───── PROVIDED DATA
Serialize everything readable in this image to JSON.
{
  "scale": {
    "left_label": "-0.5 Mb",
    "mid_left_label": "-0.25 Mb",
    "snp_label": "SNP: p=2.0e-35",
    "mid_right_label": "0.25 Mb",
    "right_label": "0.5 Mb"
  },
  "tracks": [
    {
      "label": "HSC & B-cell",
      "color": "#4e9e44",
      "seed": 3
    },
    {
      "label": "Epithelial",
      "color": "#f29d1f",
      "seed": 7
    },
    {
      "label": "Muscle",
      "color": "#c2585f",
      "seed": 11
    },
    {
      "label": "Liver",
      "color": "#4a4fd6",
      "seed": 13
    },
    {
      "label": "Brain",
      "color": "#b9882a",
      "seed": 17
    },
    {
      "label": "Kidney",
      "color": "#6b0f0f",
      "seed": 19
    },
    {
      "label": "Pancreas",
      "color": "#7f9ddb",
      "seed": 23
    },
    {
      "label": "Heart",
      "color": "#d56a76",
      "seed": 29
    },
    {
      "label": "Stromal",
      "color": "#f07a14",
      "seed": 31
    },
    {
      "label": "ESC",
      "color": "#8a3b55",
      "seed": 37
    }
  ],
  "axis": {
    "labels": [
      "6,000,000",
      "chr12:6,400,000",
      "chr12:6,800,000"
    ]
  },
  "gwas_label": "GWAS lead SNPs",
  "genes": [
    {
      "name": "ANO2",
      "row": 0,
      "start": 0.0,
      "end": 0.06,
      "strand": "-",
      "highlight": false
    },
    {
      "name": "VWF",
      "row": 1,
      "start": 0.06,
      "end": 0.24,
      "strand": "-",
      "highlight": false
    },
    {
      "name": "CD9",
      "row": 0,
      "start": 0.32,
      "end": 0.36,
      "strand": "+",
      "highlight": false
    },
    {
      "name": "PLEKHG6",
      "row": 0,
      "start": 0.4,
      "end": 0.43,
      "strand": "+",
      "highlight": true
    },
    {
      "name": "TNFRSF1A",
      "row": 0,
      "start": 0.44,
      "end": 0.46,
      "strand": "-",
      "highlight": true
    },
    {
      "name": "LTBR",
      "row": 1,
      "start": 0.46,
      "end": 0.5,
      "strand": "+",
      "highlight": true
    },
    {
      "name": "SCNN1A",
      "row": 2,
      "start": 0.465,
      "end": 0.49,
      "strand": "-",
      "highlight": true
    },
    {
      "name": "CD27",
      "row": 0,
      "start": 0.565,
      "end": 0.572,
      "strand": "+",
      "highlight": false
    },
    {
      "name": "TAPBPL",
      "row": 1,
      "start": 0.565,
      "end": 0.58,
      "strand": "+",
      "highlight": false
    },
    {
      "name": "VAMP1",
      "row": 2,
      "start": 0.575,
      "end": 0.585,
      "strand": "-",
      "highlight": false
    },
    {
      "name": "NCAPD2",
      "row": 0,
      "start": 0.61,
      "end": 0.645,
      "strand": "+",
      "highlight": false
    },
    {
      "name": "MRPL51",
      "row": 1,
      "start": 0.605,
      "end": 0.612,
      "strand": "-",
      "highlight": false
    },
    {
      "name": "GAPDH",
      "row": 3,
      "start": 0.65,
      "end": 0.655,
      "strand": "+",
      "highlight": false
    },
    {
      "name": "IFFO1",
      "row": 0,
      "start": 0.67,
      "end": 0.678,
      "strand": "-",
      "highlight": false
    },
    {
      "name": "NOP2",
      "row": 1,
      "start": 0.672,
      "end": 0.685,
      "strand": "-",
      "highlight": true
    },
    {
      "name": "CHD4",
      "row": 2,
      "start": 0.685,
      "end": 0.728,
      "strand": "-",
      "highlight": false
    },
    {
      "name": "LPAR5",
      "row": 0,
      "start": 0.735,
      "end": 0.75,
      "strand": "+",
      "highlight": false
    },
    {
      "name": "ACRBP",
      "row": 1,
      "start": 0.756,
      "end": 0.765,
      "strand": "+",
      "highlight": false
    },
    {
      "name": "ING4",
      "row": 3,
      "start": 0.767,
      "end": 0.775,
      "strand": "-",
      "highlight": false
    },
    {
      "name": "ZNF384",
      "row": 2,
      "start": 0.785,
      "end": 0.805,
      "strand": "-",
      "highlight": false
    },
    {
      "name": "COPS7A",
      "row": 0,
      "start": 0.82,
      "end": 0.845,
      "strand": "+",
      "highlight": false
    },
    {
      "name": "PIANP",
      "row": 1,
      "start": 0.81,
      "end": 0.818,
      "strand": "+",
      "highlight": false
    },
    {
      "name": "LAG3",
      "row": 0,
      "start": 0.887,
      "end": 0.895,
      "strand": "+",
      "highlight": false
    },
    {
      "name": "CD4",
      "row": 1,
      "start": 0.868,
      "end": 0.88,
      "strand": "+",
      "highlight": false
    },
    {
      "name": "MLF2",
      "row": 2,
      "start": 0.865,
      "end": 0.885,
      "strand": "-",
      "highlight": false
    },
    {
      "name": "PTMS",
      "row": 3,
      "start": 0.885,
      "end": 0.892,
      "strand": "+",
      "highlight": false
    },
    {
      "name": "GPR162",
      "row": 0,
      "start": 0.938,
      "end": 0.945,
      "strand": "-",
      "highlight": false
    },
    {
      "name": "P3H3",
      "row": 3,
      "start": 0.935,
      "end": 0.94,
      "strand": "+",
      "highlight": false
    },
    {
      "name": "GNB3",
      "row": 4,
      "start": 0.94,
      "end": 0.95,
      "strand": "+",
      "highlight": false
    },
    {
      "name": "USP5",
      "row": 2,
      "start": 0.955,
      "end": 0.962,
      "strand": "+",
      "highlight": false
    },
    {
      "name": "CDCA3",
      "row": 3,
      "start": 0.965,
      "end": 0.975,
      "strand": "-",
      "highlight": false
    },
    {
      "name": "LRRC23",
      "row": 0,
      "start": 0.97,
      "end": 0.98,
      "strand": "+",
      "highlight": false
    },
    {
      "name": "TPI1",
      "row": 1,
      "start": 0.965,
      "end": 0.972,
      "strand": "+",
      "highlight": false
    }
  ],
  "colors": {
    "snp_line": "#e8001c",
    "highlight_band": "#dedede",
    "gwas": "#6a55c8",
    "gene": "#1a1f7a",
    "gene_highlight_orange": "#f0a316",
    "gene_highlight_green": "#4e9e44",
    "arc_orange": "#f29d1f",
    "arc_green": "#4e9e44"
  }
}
──────────
** WHAT YOU ARE ASKED TO DO **
Provide the number of lines in the entries that include "seed", and no other text.

** RESULT OF THE TASK **
10